→ **Aim of the task**: Would you repeat the listing exactly but omit every picture?

::::

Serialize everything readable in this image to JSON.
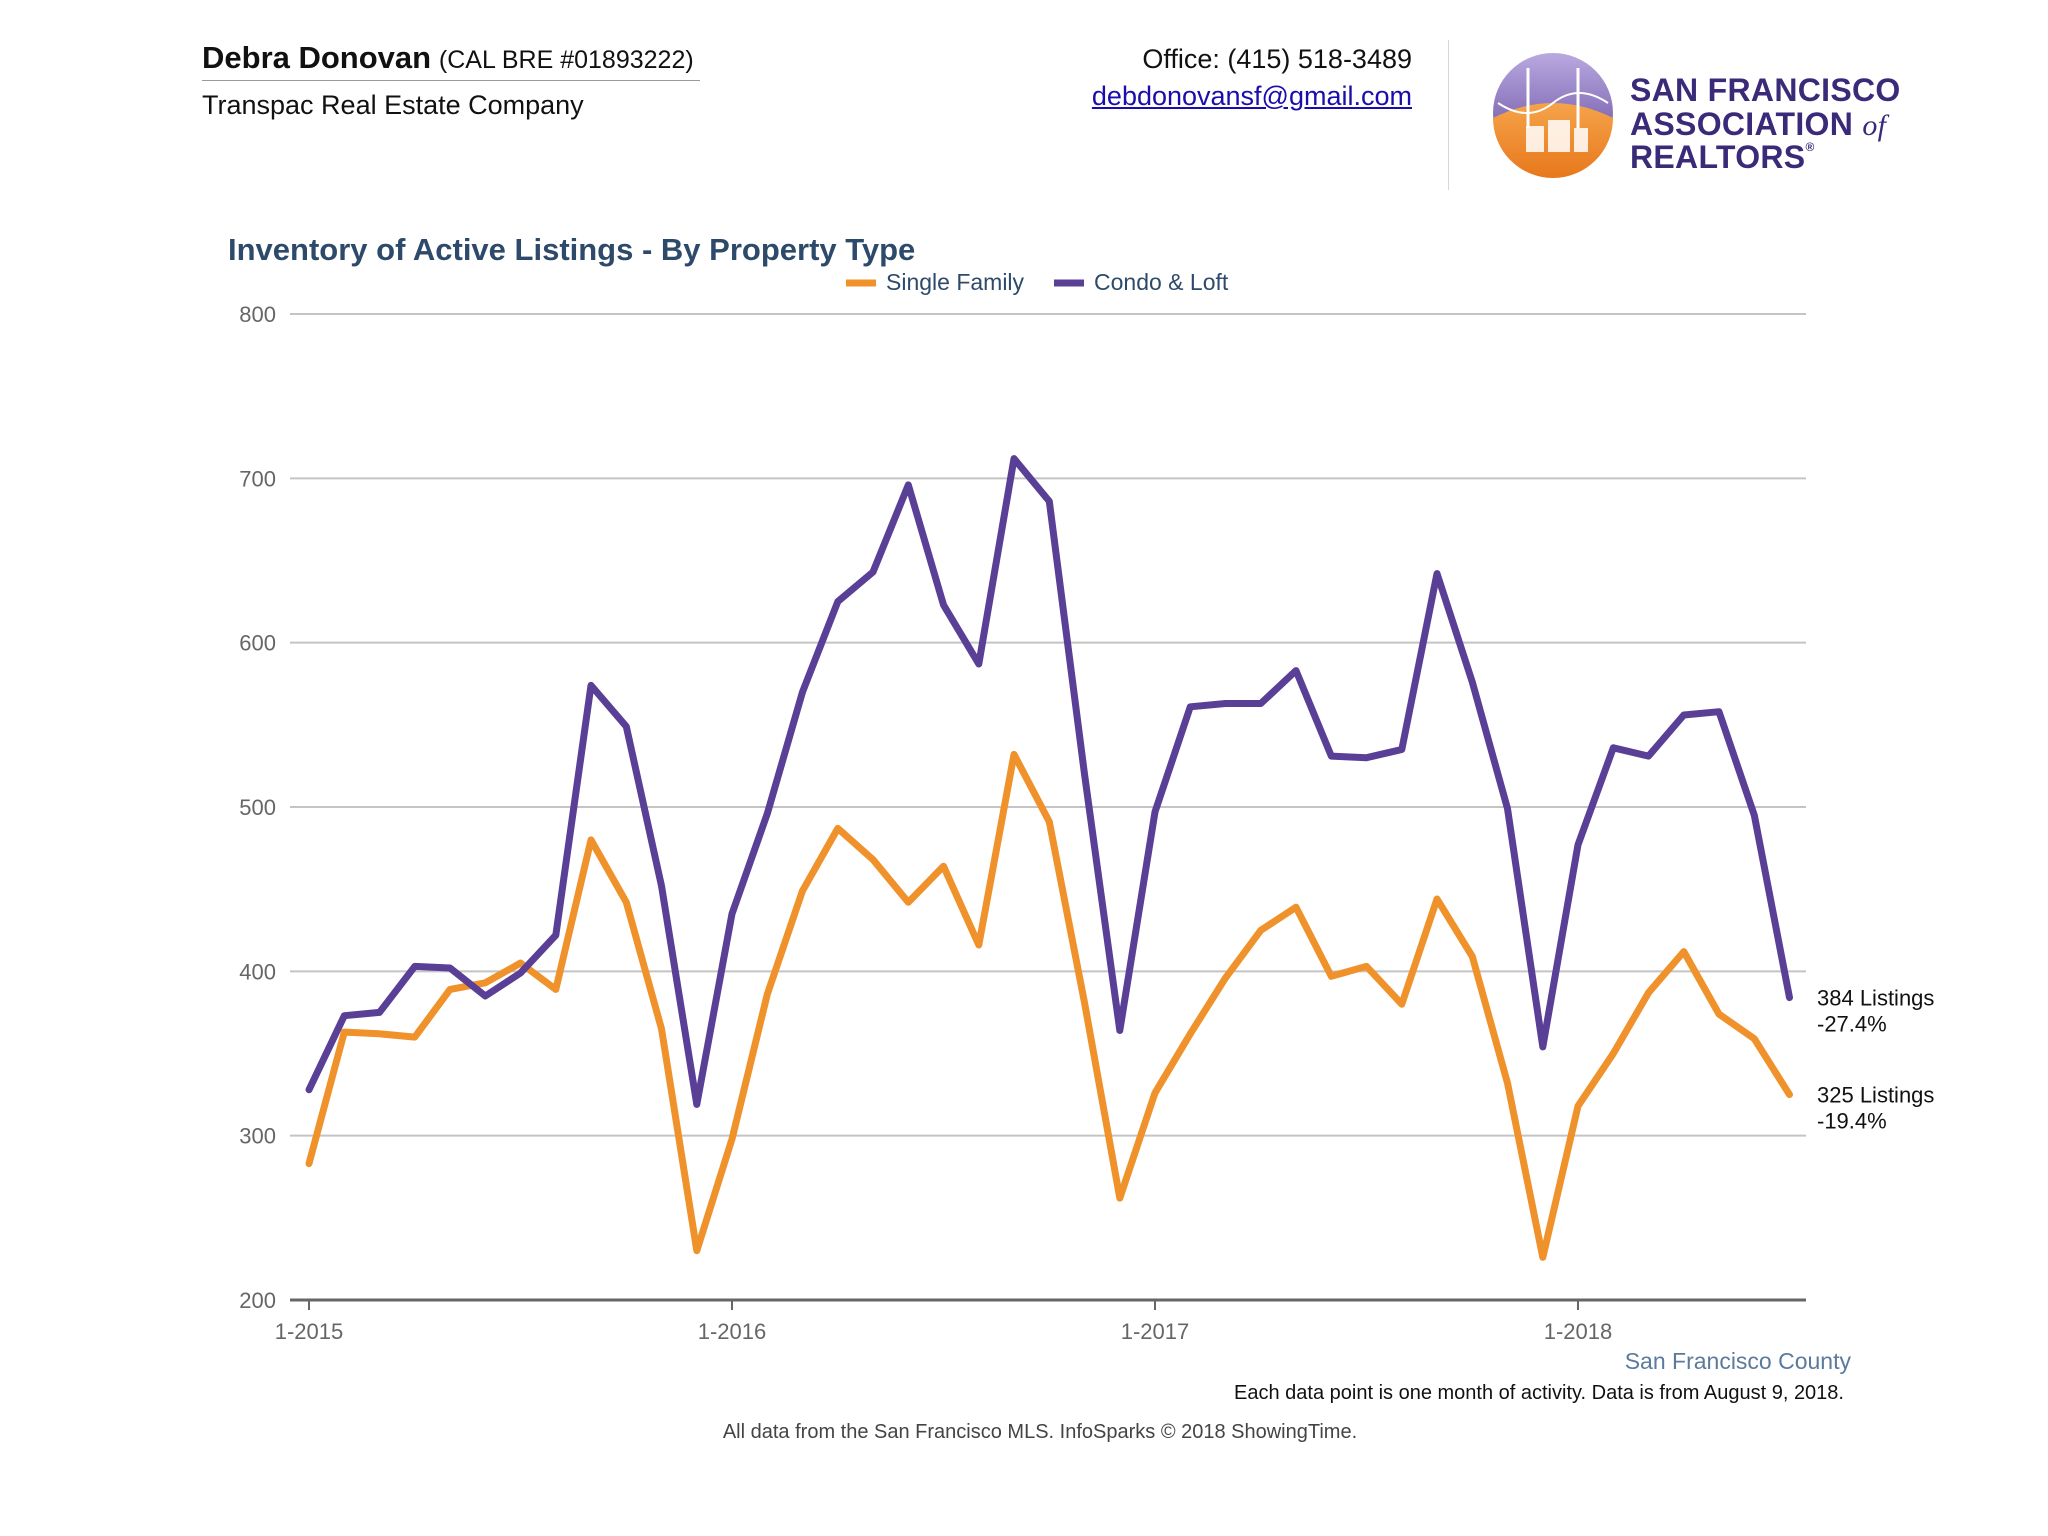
{
  "header": {
    "agent_name": "Debra Donovan",
    "agent_license": "(CAL BRE #01893222)",
    "company": "Transpac Real Estate Company",
    "office": "Office: (415) 518-3489",
    "email": "debdonovansf@gmail.com",
    "logo_line1": "SAN FRANCISCO",
    "logo_line2_a": "ASSOCIATION",
    "logo_line2_of": "of",
    "logo_line2_b": "REALTORS",
    "logo_reg": "®"
  },
  "chart_data": {
    "type": "line",
    "title": "Inventory of Active Listings - By Property Type",
    "ylim": [
      200,
      800
    ],
    "yticks": [
      200,
      300,
      400,
      500,
      600,
      700,
      800
    ],
    "xticks": [
      {
        "label": "1-2015",
        "index": 0
      },
      {
        "label": "1-2016",
        "index": 12
      },
      {
        "label": "1-2017",
        "index": 24
      },
      {
        "label": "1-2018",
        "index": 36
      }
    ],
    "x": [
      "2015-01",
      "2015-02",
      "2015-03",
      "2015-04",
      "2015-05",
      "2015-06",
      "2015-07",
      "2015-08",
      "2015-09",
      "2015-10",
      "2015-11",
      "2015-12",
      "2016-01",
      "2016-02",
      "2016-03",
      "2016-04",
      "2016-05",
      "2016-06",
      "2016-07",
      "2016-08",
      "2016-09",
      "2016-10",
      "2016-11",
      "2016-12",
      "2017-01",
      "2017-02",
      "2017-03",
      "2017-04",
      "2017-05",
      "2017-06",
      "2017-07",
      "2017-08",
      "2017-09",
      "2017-10",
      "2017-11",
      "2017-12",
      "2018-01",
      "2018-02",
      "2018-03",
      "2018-04",
      "2018-05",
      "2018-06",
      "2018-07"
    ],
    "series": [
      {
        "name": "Single Family",
        "color": "#f0922b",
        "values": [
          283,
          363,
          362,
          360,
          389,
          393,
          405,
          389,
          480,
          442,
          365,
          230,
          298,
          386,
          449,
          487,
          468,
          442,
          464,
          416,
          532,
          491,
          381,
          262,
          326,
          362,
          396,
          425,
          439,
          397,
          403,
          380,
          444,
          409,
          332,
          226,
          318,
          350,
          387,
          412,
          374,
          359,
          325
        ],
        "end_label_1": "325 Listings",
        "end_label_2": "-19.4%"
      },
      {
        "name": "Condo & Loft",
        "color": "#5a3f96",
        "values": [
          328,
          373,
          375,
          403,
          402,
          385,
          399,
          422,
          574,
          549,
          452,
          319,
          435,
          496,
          570,
          625,
          643,
          696,
          623,
          587,
          712,
          686,
          520,
          364,
          497,
          561,
          563,
          563,
          583,
          531,
          530,
          535,
          642,
          576,
          499,
          354,
          477,
          536,
          531,
          556,
          558,
          495,
          384
        ],
        "end_label_1": "384 Listings",
        "end_label_2": "-27.4%"
      }
    ],
    "region_label": "San Francisco County",
    "grid": true,
    "legend_position": "top-center"
  },
  "footer": {
    "note1": "Each data point is one month of activity. Data is from August 9, 2018.",
    "note2": "All data from the San Francisco MLS. InfoSparks © 2018 ShowingTime."
  }
}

::::

→ **Full response**:
Serialize everything readable in this image to JSON.
{
  "header": {
    "agent_name": "Debra Donovan",
    "agent_license": "(CAL BRE #01893222)",
    "company": "Transpac Real Estate Company",
    "office": "Office: (415) 518-3489",
    "email": "debdonovansf@gmail.com",
    "logo_line1": "SAN FRANCISCO",
    "logo_line2_a": "ASSOCIATION",
    "logo_line2_of": "of",
    "logo_line2_b": "REALTORS",
    "logo_reg": "®"
  },
  "chart_data": {
    "type": "line",
    "title": "Inventory of Active Listings - By Property Type",
    "ylim": [
      200,
      800
    ],
    "yticks": [
      200,
      300,
      400,
      500,
      600,
      700,
      800
    ],
    "xticks": [
      {
        "label": "1-2015",
        "index": 0
      },
      {
        "label": "1-2016",
        "index": 12
      },
      {
        "label": "1-2017",
        "index": 24
      },
      {
        "label": "1-2018",
        "index": 36
      }
    ],
    "x": [
      "2015-01",
      "2015-02",
      "2015-03",
      "2015-04",
      "2015-05",
      "2015-06",
      "2015-07",
      "2015-08",
      "2015-09",
      "2015-10",
      "2015-11",
      "2015-12",
      "2016-01",
      "2016-02",
      "2016-03",
      "2016-04",
      "2016-05",
      "2016-06",
      "2016-07",
      "2016-08",
      "2016-09",
      "2016-10",
      "2016-11",
      "2016-12",
      "2017-01",
      "2017-02",
      "2017-03",
      "2017-04",
      "2017-05",
      "2017-06",
      "2017-07",
      "2017-08",
      "2017-09",
      "2017-10",
      "2017-11",
      "2017-12",
      "2018-01",
      "2018-02",
      "2018-03",
      "2018-04",
      "2018-05",
      "2018-06",
      "2018-07"
    ],
    "series": [
      {
        "name": "Single Family",
        "color": "#f0922b",
        "values": [
          283,
          363,
          362,
          360,
          389,
          393,
          405,
          389,
          480,
          442,
          365,
          230,
          298,
          386,
          449,
          487,
          468,
          442,
          464,
          416,
          532,
          491,
          381,
          262,
          326,
          362,
          396,
          425,
          439,
          397,
          403,
          380,
          444,
          409,
          332,
          226,
          318,
          350,
          387,
          412,
          374,
          359,
          325
        ],
        "end_label_1": "325 Listings",
        "end_label_2": "-19.4%"
      },
      {
        "name": "Condo & Loft",
        "color": "#5a3f96",
        "values": [
          328,
          373,
          375,
          403,
          402,
          385,
          399,
          422,
          574,
          549,
          452,
          319,
          435,
          496,
          570,
          625,
          643,
          696,
          623,
          587,
          712,
          686,
          520,
          364,
          497,
          561,
          563,
          563,
          583,
          531,
          530,
          535,
          642,
          576,
          499,
          354,
          477,
          536,
          531,
          556,
          558,
          495,
          384
        ],
        "end_label_1": "384 Listings",
        "end_label_2": "-27.4%"
      }
    ],
    "region_label": "San Francisco County",
    "grid": true,
    "legend_position": "top-center"
  },
  "footer": {
    "note1": "Each data point is one month of activity. Data is from August 9, 2018.",
    "note2": "All data from the San Francisco MLS. InfoSparks © 2018 ShowingTime."
  }
}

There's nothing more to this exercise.